Task objective:
Which lines include the word "servers"? Copy each of them.

** start Data **

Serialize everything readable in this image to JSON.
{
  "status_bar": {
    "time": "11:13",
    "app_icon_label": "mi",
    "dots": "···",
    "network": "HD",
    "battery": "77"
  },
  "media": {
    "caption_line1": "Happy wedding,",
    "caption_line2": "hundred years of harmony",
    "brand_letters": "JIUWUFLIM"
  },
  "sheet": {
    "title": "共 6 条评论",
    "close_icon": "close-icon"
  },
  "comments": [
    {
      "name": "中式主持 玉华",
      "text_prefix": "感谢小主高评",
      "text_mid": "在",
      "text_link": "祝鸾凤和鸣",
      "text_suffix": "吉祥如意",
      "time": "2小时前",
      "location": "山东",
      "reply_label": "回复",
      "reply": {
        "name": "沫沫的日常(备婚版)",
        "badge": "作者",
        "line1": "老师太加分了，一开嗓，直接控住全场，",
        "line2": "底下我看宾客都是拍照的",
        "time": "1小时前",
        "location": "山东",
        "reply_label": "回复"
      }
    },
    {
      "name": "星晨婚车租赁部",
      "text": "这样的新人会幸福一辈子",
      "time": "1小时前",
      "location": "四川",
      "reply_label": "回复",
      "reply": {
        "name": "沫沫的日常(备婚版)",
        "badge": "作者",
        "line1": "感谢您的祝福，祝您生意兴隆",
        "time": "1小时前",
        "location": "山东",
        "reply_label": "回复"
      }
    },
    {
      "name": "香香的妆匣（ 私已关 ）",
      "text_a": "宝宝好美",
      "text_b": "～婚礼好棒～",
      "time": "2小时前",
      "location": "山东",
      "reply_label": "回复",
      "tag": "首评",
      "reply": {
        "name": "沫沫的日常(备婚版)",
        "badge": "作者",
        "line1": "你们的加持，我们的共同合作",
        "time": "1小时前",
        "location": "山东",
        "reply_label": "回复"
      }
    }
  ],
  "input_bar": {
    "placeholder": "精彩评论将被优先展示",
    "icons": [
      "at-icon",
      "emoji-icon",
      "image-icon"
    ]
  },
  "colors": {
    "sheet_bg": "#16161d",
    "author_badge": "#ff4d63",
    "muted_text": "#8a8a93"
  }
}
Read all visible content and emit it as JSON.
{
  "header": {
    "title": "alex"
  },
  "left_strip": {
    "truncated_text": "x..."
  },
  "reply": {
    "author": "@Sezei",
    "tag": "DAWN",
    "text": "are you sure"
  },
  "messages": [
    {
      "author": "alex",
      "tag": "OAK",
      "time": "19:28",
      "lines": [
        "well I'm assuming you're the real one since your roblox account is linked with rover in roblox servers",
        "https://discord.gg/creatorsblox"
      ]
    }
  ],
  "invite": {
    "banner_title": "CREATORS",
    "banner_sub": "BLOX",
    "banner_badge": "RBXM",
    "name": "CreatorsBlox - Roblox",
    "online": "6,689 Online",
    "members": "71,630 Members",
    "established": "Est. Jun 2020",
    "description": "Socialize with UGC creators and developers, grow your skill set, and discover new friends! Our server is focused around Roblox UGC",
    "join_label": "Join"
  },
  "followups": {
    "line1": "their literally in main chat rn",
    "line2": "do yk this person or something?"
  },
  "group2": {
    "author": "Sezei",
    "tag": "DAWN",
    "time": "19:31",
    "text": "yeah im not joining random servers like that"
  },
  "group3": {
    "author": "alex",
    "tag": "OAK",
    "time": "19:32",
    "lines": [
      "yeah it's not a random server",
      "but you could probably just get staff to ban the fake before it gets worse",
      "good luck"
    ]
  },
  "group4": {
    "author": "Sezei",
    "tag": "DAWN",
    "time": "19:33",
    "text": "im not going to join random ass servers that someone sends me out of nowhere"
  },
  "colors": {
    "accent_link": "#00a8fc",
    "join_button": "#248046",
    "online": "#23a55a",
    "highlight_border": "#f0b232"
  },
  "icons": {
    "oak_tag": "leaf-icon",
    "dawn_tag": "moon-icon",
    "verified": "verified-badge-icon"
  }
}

** end Data **

Full solution:
        "well I'm assuming you're the real one since your roblox account is linked with rover in roblox servers",
    "text": "yeah im not joining random servers like that"
    "text": "im not going to join random ass servers that someone sends me out of nowhere"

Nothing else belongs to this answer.